Short exercise
Below are the records. List every line holding the word "Accept".

Supplied material
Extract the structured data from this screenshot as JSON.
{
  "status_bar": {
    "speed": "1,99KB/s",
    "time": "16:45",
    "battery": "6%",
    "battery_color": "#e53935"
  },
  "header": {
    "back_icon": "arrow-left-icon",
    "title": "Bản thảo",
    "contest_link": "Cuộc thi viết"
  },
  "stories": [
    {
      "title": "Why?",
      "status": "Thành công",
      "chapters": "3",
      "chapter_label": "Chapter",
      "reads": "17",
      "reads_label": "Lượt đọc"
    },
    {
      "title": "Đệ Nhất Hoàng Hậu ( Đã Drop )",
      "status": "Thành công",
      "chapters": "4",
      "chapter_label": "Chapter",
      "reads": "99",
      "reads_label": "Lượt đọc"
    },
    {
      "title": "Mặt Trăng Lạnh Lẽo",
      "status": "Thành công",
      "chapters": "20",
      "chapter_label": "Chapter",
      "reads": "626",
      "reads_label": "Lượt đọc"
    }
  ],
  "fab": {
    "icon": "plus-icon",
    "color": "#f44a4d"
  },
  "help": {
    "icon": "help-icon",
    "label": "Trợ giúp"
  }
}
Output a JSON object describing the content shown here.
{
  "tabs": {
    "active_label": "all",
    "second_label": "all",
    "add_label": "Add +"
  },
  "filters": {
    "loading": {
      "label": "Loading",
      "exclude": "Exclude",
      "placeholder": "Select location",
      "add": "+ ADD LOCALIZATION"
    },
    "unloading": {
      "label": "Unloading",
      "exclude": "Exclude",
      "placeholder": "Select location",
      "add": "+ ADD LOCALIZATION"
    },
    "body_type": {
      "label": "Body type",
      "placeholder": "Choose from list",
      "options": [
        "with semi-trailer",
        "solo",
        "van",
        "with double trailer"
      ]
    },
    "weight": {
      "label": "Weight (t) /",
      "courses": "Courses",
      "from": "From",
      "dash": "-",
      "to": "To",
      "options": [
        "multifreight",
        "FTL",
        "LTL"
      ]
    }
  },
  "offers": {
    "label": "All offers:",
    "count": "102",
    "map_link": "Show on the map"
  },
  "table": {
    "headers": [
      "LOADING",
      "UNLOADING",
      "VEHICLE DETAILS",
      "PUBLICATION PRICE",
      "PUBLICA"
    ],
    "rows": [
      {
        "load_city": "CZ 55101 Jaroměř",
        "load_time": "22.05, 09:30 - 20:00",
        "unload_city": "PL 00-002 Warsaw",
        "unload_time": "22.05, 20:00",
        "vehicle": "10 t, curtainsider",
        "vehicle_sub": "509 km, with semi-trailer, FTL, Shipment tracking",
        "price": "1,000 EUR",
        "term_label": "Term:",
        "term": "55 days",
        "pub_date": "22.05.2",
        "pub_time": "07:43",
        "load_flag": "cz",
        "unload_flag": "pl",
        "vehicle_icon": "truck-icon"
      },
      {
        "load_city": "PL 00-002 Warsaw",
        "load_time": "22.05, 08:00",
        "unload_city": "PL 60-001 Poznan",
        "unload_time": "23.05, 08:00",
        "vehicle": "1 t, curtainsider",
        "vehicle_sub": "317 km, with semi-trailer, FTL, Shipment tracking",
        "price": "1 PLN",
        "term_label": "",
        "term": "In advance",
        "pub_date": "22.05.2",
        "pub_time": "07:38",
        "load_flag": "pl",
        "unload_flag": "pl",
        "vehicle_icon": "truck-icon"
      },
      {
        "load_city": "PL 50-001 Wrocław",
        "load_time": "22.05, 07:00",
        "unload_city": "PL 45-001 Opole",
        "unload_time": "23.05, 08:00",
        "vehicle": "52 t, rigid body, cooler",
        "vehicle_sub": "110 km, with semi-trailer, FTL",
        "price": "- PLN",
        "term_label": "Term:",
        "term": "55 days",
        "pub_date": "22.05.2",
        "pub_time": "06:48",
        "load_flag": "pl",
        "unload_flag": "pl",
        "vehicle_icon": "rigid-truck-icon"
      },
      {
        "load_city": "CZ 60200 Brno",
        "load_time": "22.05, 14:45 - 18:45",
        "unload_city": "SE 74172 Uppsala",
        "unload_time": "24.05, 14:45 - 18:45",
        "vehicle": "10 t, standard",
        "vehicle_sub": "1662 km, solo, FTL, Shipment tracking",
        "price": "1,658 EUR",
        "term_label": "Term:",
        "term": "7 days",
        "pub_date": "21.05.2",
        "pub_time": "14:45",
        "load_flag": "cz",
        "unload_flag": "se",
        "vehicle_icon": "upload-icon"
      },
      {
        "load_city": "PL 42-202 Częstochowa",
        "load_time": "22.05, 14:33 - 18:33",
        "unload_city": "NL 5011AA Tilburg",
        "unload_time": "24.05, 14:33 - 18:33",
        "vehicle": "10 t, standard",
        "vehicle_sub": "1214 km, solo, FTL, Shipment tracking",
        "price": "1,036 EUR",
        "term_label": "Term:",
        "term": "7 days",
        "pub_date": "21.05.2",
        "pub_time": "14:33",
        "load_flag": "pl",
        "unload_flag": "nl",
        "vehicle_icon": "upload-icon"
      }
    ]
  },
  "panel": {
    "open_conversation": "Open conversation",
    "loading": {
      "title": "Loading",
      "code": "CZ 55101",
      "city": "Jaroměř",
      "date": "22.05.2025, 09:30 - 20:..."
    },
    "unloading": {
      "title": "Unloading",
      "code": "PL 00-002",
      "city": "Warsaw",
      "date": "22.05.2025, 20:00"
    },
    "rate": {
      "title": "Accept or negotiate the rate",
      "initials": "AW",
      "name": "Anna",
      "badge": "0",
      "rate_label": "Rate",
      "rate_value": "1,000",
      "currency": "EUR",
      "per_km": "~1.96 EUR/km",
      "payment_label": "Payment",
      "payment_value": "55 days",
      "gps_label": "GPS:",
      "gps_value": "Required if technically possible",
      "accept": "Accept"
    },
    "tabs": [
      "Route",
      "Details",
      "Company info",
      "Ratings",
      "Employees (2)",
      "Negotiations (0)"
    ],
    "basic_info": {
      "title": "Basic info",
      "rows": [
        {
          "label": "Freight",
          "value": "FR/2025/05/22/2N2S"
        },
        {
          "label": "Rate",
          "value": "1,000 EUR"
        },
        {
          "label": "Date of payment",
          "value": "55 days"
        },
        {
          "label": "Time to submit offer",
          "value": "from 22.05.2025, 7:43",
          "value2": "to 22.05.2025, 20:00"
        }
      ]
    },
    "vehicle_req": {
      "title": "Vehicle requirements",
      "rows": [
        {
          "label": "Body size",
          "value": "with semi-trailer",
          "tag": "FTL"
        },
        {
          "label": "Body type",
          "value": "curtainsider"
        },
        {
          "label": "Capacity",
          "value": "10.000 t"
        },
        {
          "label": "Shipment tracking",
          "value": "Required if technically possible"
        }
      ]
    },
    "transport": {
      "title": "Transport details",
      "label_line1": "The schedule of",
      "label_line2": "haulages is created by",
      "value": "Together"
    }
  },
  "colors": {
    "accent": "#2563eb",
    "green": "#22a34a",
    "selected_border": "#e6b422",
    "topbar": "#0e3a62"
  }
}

Full solution
      "title": "Accept or negotiate the rate",
      "accept": "Accept"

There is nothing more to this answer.